> Source material
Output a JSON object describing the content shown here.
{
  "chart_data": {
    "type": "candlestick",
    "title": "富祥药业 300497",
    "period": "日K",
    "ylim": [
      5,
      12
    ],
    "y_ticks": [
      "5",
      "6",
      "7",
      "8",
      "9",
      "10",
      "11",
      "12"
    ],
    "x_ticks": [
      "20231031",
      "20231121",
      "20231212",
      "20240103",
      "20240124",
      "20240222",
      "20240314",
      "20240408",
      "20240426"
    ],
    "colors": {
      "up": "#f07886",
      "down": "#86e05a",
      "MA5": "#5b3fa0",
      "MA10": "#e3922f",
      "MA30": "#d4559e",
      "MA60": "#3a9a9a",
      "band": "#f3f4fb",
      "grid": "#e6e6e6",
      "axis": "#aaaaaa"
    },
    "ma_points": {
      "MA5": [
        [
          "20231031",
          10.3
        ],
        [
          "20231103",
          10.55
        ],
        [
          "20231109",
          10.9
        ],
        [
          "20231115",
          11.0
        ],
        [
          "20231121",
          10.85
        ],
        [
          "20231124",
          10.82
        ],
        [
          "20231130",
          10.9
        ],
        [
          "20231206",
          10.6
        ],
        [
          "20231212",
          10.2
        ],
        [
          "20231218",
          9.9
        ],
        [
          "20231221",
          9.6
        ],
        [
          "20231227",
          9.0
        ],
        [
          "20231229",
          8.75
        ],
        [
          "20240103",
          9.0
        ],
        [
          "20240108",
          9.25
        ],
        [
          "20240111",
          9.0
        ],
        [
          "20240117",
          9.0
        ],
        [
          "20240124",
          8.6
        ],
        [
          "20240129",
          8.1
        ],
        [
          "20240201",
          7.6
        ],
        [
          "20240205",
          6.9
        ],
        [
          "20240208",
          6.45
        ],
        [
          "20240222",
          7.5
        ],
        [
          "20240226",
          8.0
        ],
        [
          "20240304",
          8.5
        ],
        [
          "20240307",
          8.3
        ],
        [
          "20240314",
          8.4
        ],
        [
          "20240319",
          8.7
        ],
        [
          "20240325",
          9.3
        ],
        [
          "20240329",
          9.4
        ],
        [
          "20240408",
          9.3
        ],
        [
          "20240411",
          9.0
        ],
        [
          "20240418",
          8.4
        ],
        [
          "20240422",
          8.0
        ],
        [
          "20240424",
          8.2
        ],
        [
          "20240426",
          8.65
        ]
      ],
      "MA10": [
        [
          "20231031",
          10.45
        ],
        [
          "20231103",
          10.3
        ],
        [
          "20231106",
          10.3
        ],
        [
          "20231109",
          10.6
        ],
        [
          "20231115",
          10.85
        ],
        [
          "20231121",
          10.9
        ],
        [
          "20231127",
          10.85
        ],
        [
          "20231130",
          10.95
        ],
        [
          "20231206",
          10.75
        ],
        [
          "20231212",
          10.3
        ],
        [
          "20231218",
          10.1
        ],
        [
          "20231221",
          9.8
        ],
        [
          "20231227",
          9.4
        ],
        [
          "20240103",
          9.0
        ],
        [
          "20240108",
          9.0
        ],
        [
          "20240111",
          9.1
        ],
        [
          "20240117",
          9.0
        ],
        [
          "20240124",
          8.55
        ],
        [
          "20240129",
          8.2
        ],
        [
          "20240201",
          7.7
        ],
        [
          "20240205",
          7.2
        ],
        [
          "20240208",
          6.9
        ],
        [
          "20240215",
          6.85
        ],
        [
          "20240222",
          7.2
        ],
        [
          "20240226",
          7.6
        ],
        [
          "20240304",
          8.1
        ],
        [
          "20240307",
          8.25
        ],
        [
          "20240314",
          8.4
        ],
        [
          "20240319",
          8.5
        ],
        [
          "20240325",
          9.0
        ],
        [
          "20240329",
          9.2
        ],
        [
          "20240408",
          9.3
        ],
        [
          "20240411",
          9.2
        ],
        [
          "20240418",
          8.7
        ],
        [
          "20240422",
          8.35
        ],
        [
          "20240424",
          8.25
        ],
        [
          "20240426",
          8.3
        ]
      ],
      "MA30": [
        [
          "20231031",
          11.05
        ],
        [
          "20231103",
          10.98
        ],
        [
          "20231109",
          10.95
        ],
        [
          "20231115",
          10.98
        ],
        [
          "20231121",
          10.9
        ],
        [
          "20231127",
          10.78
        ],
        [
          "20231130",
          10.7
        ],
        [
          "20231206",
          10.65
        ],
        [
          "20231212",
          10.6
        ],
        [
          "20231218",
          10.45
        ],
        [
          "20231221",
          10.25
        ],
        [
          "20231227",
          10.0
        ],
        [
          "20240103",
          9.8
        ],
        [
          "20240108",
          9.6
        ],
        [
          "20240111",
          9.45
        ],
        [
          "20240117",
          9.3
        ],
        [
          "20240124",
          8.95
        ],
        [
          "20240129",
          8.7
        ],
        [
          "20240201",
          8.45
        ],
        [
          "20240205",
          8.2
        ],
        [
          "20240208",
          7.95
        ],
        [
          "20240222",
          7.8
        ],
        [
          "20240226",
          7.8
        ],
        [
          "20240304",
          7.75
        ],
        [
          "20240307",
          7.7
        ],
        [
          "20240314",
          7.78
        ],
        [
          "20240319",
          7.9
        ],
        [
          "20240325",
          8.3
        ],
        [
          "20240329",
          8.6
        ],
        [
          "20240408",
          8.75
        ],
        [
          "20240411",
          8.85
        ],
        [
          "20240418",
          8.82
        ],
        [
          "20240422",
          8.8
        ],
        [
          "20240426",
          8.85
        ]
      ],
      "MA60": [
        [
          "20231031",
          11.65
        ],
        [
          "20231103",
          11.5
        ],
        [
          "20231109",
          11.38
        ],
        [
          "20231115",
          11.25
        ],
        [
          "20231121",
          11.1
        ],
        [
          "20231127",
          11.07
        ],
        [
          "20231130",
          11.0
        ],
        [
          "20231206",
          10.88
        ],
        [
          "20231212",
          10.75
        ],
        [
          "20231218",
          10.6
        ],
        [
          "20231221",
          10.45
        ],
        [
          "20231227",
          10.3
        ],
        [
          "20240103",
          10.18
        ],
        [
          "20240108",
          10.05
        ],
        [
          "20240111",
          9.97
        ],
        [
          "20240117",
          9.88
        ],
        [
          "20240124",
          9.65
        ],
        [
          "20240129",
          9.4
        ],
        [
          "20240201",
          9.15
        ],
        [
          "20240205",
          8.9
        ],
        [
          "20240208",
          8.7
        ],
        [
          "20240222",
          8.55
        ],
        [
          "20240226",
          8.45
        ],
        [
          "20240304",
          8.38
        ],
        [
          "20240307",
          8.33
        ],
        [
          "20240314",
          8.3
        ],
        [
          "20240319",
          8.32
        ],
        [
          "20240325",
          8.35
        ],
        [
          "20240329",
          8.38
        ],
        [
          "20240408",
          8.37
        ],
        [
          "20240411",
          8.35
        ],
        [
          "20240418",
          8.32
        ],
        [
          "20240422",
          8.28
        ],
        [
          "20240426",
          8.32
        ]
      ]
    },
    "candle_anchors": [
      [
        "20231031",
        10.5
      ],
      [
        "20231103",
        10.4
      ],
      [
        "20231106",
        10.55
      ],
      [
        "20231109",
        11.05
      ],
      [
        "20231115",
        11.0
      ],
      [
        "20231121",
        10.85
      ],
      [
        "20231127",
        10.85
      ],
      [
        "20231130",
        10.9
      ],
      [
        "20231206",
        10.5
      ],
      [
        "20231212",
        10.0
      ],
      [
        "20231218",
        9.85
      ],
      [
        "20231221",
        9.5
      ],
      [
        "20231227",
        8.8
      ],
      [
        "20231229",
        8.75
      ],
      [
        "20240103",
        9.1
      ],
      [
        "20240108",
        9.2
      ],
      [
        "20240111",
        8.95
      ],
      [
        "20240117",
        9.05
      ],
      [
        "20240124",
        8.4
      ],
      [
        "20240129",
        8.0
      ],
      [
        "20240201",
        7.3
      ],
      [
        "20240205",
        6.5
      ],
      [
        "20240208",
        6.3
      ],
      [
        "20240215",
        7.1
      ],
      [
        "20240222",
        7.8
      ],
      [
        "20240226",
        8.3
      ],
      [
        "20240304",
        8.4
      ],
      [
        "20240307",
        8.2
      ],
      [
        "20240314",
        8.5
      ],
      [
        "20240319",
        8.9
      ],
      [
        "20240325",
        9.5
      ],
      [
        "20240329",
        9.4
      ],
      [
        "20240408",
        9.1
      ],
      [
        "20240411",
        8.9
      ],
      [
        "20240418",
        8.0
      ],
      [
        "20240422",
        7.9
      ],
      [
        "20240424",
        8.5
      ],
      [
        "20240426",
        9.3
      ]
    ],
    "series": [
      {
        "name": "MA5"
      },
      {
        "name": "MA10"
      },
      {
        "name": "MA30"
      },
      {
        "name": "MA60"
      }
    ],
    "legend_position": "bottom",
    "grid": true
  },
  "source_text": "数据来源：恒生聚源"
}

> Set exercise
Identify and list each line with the word "name".

> Finished exercise
        "name": "MA5"
        "name": "MA10"
        "name": "MA30"
        "name": "MA60"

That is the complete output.